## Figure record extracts
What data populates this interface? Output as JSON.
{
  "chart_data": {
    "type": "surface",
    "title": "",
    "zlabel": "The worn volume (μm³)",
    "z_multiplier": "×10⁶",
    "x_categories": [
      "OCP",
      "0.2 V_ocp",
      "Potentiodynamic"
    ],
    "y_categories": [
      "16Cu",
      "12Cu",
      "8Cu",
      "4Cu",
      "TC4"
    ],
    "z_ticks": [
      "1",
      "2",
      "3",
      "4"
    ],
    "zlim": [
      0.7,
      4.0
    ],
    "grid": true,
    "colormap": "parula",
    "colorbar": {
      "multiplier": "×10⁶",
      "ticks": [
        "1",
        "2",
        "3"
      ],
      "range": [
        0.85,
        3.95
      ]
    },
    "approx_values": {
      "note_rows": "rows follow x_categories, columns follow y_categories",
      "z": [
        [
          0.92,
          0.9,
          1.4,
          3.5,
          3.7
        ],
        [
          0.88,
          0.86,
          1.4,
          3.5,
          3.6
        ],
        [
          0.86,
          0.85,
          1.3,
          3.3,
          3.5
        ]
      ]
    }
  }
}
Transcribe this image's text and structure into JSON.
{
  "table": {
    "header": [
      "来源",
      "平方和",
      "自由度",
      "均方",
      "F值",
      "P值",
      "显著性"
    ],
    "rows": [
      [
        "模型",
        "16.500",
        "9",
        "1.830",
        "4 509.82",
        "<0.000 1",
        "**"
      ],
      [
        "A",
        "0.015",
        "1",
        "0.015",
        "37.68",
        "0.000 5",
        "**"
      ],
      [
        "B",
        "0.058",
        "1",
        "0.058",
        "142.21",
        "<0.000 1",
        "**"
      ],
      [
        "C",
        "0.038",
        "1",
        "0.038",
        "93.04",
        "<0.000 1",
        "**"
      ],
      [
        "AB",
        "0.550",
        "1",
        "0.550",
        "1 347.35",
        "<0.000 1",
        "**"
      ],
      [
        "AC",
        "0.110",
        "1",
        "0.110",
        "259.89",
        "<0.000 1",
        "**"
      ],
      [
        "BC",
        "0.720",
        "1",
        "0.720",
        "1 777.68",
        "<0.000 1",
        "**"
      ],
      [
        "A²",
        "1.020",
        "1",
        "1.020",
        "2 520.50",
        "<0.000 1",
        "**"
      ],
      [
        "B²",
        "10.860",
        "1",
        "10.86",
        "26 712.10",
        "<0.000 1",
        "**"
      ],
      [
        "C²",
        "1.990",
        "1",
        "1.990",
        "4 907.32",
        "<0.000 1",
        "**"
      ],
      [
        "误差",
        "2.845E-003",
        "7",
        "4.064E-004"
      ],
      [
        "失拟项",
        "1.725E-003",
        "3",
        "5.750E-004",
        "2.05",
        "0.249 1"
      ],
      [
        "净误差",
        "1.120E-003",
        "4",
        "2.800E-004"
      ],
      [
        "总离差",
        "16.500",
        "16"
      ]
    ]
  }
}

## Directions
Quote each line above in full, word for word.

## Output of the task
What data populates this interface? Output as JSON.
{
  "chart_data": {
    "type": "surface",
    "title": "",
    "zlabel": "The worn volume (μm³)",
    "z_multiplier": "×10⁶",
    "x_categories": [
      "OCP",
      "0.2 V_ocp",
      "Potentiodynamic"
    ],
    "y_categories": [
      "16Cu",
      "12Cu",
      "8Cu",
      "4Cu",
      "TC4"
    ],
    "z_ticks": [
      "1",
      "2",
      "3",
      "4"
    ],
    "zlim": [
      0.7,
      4.0
    ],
    "grid": true,
    "colormap": "parula",
    "colorbar": {
      "multiplier": "×10⁶",
      "ticks": [
        "1",
        "2",
        "3"
      ],
      "range": [
        0.85,
        3.95
      ]
    },
    "approx_values": {
      "note_rows": "rows follow x_categories, columns follow y_categories",
      "z": [
        [
          0.92,
          0.9,
          1.4,
          3.5,
          3.7
        ],
        [
          0.88,
          0.86,
          1.4,
          3.5,
          3.6
        ],
        [
          0.86,
          0.85,
          1.3,
          3.3,
          3.5
        ]
      ]
    }
  }
}
Transcribe this image's text and structure into JSON.
{
  "table": {
    "header": [
      "来源",
      "平方和",
      "自由度",
      "均方",
      "F值",
      "P值",
      "显著性"
    ],
    "rows": [
      [
        "模型",
        "16.500",
        "9",
        "1.830",
        "4 509.82",
        "<0.000 1",
        "**"
      ],
      [
        "A",
        "0.015",
        "1",
        "0.015",
        "37.68",
        "0.000 5",
        "**"
      ],
      [
        "B",
        "0.058",
        "1",
        "0.058",
        "142.21",
        "<0.000 1",
        "**"
      ],
      [
        "C",
        "0.038",
        "1",
        "0.038",
        "93.04",
        "<0.000 1",
        "**"
      ],
      [
        "AB",
        "0.550",
        "1",
        "0.550",
        "1 347.35",
        "<0.000 1",
        "**"
      ],
      [
        "AC",
        "0.110",
        "1",
        "0.110",
        "259.89",
        "<0.000 1",
        "**"
      ],
      [
        "BC",
        "0.720",
        "1",
        "0.720",
        "1 777.68",
        "<0.000 1",
        "**"
      ],
      [
        "A²",
        "1.020",
        "1",
        "1.020",
        "2 520.50",
        "<0.000 1",
        "**"
      ],
      [
        "B²",
        "10.860",
        "1",
        "10.86",
        "26 712.10",
        "<0.000 1",
        "**"
      ],
      [
        "C²",
        "1.990",
        "1",
        "1.990",
        "4 907.32",
        "<0.000 1",
        "**"
      ],
      [
        "误差",
        "2.845E-003",
        "7",
        "4.064E-004"
      ],
      [
        "失拟项",
        "1.725E-003",
        "3",
        "5.750E-004",
        "2.05",
        "0.249 1"
      ],
      [
        "净误差",
        "1.120E-003",
        "4",
        "2.800E-004"
      ],
      [
        "总离差",
        "16.500",
        "16"
      ]
    ]
  }
}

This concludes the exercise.